* Job A: Write out this passage of the page text about LGBTQ+ history in California, from "What comes to" to "in Los Angeles.".

The History of LGBTQ+ in California

From the Compton cafeteria riots to L.A.’s 1959 Cooper Do-nuts uprising, LGBTQ+ history has long been woven into the fabric of California.


5 min read

June 26, 2021

What comes to mind when you think of LGBTQ+ history? Is it the Stonewall Riots, legalization of same-sex marriage, and the rainbow flag proudly flyin’ high in the sky? You might be surprised to know that years before Stonewall, on the West Coast, strides for love, equality, and acceptance were gaining quite the momentum of their own. 

You’re probably familiar with the June 1969 rebellion at the Stonewall Inn in New York’s Greenwich Village, widely regarded as the opening salvo in the American LGBTQ+ rights movement. However, California is considered the gay capital of the country. From the infamous Compton cafeteria riots to Los Angeles’ 1959 Cooper Do-nuts uprising, LGBTQ+ history has long been woven into the fabric of the Golden State. 

Stonewall is so synonymous with gay pride that it obscures the fact that the movement for gay rights in the United States was born in Los Angeles.

* Job B: Give again the lines of the listing below, from the line with "page-number: 42: [45, 1292, 76, 1320]" to the line with "effect-selective-color[interactable]: ✎ Selective".

* Supplied information:
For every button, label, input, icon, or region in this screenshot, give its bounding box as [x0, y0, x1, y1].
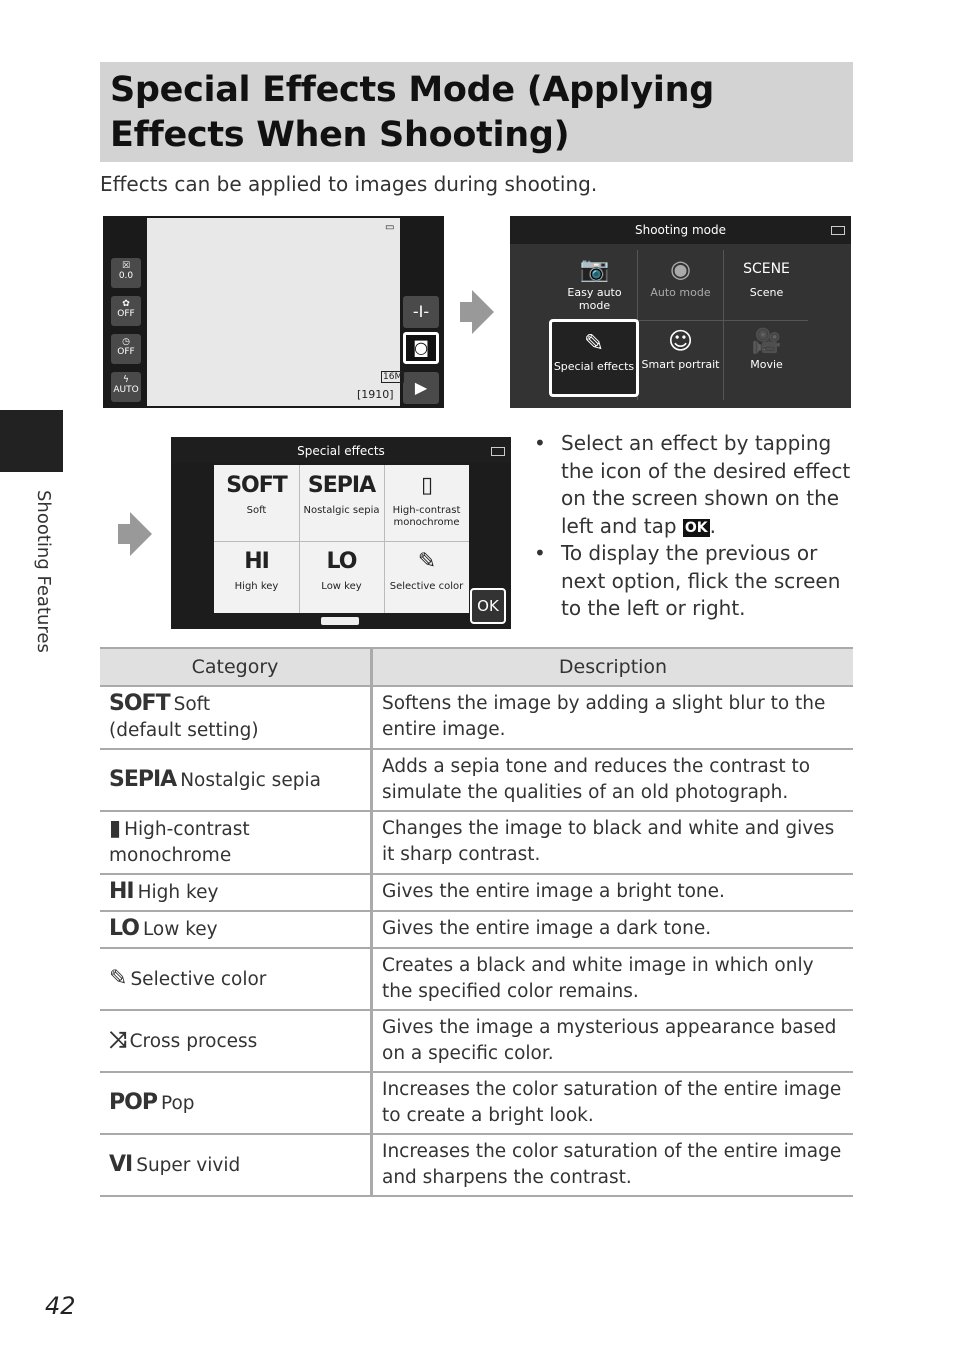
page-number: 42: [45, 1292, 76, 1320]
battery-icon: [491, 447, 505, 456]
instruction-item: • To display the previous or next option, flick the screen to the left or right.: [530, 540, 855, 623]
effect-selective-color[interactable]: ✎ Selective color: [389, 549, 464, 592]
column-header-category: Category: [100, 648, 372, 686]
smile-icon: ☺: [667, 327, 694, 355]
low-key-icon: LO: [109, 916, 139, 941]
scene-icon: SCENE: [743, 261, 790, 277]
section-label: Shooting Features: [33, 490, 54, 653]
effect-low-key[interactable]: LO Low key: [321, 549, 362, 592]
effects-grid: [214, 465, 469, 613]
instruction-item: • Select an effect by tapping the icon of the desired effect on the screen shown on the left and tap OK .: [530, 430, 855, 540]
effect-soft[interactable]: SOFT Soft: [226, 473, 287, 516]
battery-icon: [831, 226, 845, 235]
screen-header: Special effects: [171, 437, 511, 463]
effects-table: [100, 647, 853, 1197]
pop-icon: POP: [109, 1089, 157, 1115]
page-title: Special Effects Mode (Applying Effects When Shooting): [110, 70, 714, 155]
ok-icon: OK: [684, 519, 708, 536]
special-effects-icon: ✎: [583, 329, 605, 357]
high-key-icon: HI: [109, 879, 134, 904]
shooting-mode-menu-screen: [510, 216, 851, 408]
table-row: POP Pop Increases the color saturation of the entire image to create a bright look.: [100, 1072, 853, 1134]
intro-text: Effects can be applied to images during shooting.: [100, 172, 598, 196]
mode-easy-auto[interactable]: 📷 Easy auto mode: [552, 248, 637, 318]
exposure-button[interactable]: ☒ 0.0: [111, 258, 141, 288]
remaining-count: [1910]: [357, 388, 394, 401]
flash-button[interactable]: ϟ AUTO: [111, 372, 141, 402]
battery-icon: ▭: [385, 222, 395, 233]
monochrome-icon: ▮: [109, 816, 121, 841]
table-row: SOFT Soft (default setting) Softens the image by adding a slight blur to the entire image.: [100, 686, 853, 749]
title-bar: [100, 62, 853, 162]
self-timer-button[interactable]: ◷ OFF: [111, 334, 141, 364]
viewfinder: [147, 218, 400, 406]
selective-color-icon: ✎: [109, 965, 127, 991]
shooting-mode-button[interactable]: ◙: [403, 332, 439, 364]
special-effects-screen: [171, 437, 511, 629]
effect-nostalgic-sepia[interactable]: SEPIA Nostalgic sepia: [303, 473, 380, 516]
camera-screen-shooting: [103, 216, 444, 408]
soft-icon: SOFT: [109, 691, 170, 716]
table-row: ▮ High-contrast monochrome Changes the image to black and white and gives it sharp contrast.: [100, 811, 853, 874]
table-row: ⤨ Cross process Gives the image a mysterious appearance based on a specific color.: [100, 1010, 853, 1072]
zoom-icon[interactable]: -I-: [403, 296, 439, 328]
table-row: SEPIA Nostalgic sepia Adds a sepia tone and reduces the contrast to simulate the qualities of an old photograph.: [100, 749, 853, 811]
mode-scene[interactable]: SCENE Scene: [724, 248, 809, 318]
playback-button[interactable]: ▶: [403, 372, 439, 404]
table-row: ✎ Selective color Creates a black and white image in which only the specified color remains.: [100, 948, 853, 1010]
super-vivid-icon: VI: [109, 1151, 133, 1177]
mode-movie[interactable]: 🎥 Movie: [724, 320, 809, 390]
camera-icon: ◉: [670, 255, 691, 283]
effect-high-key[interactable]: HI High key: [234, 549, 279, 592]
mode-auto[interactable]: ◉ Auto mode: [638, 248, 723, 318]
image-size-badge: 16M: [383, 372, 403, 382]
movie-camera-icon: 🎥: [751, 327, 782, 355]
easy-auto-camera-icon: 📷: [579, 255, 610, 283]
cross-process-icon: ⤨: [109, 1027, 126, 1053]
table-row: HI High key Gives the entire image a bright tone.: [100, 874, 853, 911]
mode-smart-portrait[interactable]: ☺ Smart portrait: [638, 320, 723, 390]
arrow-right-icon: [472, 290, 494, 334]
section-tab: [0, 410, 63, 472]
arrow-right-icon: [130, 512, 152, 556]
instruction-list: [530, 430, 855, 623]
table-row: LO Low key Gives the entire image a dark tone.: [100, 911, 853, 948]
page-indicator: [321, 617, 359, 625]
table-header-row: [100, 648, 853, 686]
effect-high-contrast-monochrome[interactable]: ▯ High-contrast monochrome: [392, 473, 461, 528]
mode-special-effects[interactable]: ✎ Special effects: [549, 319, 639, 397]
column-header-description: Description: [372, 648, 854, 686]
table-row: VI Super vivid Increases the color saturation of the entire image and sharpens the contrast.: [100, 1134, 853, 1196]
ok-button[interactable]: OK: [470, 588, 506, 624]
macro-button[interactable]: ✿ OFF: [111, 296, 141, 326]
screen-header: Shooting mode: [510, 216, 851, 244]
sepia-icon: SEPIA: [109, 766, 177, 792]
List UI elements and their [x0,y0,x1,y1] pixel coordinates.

* Task answer A:
What comes to mind when you think of LGBTQ+ history? Is it the Stonewall Riots, legalization of same-sex marriage, and the rainbow flag proudly flyin’ high in the sky? You might be surprised to know that years before Stonewall, on the West Coast, strides for love, equality, and acceptance were gaining quite the momentum of their own. 

You’re probably familiar with the June 1969 rebellion at the Stonewall Inn in New York’s Greenwich Village, widely regarded as the opening salvo in the American LGBTQ+ rights movement. However, California is considered the gay capital of the country. From the infamous Compton cafeteria riots to Los Angeles’ 1959 Cooper Do-nuts uprising, LGBTQ+ history has long been woven into the fabric of the Golden State. 

Stonewall is so synonymous with gay pride that it obscures the fact that the movement for gay rights in the United States was born in Los Angeles.

* Task answer B:
page-number: 42: [45, 1292, 76, 1320]
battery-icon: [491, 447, 505, 456]
instruction-item: • To display the previous or next option, flick the screen to the left or right.: [530, 540, 855, 623]
effect-selective-color[interactable]: ✎ Selective color: [389, 549, 464, 592]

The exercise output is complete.